** Task directions **
Find every line in the records below that holds the word "name", and copy it out.

** Raw data **
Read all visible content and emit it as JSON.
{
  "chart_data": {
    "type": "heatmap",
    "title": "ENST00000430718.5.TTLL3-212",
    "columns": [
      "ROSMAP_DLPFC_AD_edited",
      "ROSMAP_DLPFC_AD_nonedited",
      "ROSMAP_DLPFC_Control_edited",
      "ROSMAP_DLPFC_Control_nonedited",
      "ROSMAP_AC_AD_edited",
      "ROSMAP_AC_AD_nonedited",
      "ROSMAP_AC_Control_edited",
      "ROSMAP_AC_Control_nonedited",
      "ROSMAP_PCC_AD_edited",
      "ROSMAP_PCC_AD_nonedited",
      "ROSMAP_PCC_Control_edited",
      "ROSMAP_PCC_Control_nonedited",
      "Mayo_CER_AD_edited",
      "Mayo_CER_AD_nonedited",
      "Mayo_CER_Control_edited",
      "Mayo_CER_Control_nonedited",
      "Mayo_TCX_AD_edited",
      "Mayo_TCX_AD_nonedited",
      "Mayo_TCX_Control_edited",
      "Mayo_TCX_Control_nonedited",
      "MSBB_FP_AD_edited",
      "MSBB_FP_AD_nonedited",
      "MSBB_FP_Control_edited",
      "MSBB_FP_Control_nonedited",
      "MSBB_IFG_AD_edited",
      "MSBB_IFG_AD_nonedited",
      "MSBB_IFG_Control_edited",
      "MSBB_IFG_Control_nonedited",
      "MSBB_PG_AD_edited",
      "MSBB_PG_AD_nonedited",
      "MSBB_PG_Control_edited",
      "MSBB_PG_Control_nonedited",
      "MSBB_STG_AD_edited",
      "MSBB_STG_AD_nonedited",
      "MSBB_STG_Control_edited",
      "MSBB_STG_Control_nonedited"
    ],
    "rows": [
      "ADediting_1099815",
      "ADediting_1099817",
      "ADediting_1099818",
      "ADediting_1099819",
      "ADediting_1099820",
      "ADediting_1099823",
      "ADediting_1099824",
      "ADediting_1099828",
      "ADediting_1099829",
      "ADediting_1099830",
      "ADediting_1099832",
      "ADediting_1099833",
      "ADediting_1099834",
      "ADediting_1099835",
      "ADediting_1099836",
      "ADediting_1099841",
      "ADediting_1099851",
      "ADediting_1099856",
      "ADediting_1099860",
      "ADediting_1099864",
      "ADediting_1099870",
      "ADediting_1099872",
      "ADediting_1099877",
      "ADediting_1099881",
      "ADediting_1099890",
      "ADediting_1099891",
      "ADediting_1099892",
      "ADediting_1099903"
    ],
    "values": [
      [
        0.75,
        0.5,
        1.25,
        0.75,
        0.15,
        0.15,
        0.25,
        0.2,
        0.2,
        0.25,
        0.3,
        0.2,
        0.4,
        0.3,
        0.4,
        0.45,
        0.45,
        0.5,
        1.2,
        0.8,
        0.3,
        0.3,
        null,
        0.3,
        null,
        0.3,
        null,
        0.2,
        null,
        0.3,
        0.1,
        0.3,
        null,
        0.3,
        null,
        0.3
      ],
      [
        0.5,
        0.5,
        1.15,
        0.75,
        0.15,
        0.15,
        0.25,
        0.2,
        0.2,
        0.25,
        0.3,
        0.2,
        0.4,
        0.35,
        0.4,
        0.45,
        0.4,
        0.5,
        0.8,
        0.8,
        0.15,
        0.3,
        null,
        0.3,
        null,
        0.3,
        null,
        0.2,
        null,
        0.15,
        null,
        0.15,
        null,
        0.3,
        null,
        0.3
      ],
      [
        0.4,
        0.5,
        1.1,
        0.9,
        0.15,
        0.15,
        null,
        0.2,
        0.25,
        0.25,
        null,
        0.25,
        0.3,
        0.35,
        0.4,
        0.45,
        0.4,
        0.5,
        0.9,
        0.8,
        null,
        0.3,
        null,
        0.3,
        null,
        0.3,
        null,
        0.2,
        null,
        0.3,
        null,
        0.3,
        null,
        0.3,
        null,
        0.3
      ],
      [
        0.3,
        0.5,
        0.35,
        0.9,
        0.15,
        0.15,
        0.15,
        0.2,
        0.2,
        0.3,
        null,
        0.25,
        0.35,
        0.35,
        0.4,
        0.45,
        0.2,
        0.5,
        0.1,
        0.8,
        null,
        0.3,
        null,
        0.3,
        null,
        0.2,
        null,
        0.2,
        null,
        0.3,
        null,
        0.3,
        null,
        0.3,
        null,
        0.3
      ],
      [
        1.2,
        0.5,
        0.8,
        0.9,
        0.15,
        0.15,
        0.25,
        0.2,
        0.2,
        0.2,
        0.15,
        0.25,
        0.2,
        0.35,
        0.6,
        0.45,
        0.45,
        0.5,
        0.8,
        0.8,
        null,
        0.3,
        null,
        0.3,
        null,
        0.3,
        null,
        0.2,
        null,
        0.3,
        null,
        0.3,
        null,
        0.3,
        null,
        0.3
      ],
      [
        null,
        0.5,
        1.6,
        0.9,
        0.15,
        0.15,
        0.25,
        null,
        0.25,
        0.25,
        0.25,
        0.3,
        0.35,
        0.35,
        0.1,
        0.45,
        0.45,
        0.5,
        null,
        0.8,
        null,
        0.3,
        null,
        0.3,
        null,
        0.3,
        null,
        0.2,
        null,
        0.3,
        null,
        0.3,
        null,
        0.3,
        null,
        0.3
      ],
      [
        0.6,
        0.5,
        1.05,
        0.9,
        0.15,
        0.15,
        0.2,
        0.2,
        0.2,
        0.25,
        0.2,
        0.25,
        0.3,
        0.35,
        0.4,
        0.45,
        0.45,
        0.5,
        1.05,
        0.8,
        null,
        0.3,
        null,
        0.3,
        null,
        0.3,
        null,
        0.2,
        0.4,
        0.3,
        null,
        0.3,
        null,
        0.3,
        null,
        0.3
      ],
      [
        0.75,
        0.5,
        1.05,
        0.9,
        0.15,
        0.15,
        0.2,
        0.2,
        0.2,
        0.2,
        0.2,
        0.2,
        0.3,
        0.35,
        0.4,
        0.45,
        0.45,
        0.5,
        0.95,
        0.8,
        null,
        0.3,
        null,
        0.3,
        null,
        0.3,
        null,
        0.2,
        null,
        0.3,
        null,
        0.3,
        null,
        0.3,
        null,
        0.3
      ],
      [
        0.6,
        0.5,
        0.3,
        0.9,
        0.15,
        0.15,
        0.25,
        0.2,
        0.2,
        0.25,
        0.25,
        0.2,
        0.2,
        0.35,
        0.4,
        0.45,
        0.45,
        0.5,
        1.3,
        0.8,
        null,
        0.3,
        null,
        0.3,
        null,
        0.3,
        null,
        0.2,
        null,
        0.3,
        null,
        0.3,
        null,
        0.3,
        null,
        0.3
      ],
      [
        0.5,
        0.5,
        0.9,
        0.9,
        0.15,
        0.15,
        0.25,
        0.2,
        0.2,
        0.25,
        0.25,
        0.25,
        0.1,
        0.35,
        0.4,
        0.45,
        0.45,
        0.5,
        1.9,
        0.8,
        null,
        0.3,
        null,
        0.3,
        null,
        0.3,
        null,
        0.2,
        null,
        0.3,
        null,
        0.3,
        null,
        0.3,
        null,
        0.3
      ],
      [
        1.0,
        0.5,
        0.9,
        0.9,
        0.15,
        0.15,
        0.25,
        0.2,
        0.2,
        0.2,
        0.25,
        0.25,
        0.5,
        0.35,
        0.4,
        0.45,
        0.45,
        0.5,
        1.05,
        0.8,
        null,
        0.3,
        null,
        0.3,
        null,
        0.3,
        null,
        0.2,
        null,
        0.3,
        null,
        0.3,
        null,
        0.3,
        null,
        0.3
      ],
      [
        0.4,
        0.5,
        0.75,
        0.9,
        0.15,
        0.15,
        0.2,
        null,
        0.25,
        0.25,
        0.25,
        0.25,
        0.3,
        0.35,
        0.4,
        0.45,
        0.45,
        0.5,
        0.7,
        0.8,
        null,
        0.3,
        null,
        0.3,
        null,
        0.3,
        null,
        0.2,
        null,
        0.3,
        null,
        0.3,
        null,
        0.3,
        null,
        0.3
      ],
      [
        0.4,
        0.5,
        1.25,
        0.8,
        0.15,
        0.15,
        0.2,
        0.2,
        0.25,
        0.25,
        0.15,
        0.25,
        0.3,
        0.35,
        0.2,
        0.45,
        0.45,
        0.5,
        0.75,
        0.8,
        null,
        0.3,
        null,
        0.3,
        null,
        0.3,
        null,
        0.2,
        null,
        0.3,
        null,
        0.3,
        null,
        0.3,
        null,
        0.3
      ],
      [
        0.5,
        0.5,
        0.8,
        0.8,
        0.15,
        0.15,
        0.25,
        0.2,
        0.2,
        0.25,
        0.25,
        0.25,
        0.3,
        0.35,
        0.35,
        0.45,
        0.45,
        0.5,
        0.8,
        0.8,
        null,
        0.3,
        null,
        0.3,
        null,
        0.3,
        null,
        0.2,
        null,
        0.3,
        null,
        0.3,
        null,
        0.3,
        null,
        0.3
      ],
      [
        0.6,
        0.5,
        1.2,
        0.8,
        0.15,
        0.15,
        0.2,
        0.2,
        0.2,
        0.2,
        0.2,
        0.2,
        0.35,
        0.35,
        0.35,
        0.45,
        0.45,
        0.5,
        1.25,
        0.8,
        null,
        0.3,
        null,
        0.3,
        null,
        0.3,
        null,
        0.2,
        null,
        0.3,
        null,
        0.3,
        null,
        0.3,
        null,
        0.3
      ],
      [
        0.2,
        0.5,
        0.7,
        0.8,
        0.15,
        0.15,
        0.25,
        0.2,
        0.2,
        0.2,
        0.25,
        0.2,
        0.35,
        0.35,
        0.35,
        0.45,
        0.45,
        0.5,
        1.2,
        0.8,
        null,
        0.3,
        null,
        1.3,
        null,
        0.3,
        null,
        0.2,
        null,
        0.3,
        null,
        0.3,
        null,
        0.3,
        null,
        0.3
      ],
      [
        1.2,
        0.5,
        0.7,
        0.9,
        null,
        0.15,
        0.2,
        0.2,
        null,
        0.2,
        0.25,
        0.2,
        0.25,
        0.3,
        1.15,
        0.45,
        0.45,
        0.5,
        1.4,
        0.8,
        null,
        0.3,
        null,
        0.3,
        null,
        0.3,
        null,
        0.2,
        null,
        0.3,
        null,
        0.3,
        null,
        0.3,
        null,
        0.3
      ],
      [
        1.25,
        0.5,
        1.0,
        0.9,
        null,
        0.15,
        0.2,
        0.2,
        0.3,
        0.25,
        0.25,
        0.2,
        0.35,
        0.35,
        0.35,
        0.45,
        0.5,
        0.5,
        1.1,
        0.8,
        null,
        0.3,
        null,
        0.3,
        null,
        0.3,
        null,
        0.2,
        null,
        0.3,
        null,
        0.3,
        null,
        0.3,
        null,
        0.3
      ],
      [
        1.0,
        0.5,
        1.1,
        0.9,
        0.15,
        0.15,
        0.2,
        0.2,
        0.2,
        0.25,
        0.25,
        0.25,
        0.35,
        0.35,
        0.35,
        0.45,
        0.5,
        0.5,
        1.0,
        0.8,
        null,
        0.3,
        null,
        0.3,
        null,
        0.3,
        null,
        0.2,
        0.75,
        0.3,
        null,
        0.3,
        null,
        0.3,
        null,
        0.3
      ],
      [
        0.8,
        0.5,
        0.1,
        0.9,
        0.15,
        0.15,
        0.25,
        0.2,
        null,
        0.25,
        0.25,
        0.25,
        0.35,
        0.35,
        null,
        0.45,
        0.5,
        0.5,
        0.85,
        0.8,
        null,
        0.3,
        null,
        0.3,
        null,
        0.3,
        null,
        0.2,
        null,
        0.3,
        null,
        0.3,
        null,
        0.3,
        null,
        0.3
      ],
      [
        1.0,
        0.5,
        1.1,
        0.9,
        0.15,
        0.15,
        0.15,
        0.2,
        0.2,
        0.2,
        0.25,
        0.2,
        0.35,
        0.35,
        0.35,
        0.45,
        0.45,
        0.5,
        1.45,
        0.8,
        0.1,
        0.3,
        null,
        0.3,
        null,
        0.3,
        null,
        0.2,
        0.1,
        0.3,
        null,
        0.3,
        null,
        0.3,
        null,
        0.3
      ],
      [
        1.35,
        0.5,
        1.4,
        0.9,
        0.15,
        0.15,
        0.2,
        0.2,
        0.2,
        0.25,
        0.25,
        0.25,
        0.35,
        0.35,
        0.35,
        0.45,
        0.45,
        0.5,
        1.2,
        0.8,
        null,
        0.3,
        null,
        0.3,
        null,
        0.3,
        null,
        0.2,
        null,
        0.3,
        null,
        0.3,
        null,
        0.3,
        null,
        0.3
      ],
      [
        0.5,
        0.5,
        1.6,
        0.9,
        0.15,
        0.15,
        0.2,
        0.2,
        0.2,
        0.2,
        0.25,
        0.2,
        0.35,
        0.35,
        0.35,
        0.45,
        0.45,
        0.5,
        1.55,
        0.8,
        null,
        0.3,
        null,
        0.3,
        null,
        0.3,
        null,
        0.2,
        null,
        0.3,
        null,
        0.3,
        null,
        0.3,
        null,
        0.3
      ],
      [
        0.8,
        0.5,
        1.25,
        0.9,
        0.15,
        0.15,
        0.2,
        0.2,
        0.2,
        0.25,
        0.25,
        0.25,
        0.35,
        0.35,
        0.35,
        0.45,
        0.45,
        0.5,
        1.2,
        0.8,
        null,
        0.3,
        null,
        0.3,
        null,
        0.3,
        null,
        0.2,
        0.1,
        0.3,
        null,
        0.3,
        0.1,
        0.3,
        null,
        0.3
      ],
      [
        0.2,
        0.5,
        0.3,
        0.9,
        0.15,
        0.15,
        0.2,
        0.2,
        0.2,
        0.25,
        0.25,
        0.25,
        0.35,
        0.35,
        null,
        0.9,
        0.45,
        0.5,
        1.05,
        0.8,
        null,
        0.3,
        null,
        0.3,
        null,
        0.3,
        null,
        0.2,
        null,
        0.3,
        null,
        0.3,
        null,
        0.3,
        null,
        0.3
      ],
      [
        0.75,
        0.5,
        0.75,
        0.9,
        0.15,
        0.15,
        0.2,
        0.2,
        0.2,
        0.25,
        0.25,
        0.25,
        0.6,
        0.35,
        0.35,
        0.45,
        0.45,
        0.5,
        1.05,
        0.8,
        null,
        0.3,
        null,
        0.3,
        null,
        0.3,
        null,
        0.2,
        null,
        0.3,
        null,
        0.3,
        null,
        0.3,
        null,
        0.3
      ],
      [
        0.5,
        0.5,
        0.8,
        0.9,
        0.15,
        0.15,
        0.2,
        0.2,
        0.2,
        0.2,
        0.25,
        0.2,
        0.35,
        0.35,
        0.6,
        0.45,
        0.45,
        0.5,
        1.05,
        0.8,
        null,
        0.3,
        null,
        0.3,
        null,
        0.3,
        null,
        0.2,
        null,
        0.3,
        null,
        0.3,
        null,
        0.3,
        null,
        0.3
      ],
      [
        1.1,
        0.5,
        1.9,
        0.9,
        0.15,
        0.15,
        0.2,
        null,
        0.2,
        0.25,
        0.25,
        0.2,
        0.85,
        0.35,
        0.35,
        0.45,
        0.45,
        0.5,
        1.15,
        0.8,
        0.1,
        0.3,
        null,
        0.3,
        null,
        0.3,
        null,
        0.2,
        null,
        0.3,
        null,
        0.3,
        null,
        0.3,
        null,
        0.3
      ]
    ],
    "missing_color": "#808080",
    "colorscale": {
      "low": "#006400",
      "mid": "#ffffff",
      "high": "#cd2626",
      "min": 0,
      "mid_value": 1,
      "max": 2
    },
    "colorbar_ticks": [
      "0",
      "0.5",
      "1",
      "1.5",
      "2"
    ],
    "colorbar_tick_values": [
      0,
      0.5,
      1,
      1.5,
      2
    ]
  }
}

* * *

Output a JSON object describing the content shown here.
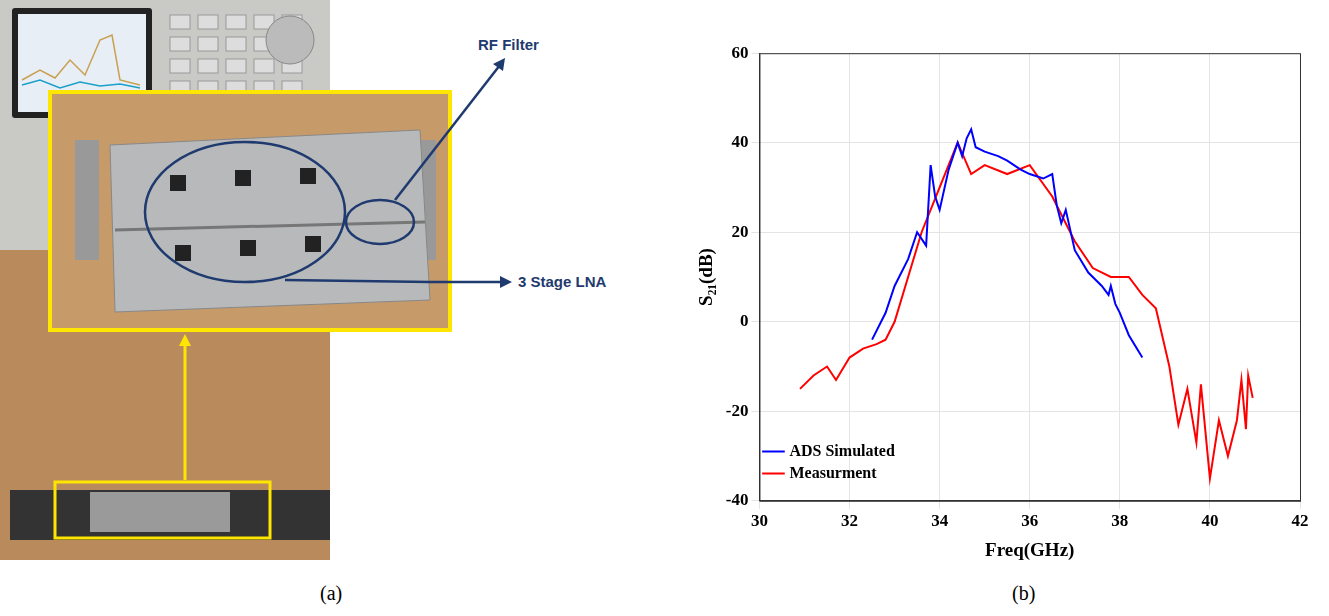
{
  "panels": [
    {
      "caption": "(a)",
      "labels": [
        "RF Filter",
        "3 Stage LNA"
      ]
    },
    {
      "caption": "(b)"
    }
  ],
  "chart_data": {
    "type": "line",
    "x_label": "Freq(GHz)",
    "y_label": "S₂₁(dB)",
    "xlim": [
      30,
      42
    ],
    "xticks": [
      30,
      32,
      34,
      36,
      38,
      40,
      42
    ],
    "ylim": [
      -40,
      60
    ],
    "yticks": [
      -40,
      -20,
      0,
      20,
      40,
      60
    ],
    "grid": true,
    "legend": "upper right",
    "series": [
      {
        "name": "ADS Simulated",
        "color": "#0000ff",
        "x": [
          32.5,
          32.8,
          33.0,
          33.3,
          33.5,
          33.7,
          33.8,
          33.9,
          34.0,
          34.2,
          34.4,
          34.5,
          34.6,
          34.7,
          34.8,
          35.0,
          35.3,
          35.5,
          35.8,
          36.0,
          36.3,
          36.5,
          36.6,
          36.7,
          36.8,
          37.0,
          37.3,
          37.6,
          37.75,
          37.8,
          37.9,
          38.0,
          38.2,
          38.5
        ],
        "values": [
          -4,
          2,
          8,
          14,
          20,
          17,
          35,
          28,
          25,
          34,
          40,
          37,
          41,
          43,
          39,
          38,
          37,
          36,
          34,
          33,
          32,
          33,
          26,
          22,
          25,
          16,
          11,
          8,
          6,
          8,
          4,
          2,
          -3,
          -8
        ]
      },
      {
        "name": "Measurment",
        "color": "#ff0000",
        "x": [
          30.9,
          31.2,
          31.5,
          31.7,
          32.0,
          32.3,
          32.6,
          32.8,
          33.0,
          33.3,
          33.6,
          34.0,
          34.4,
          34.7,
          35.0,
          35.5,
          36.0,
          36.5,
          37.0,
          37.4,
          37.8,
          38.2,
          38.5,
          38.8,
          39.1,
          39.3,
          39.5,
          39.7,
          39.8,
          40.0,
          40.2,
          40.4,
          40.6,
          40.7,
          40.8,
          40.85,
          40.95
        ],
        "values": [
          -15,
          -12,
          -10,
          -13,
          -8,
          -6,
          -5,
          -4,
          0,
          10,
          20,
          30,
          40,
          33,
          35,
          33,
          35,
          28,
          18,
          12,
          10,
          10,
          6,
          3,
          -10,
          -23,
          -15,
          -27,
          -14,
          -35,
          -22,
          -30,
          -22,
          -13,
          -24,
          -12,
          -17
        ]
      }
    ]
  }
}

** Task solution **
        "name": "ADS Simulated",
        "name": "Measurment",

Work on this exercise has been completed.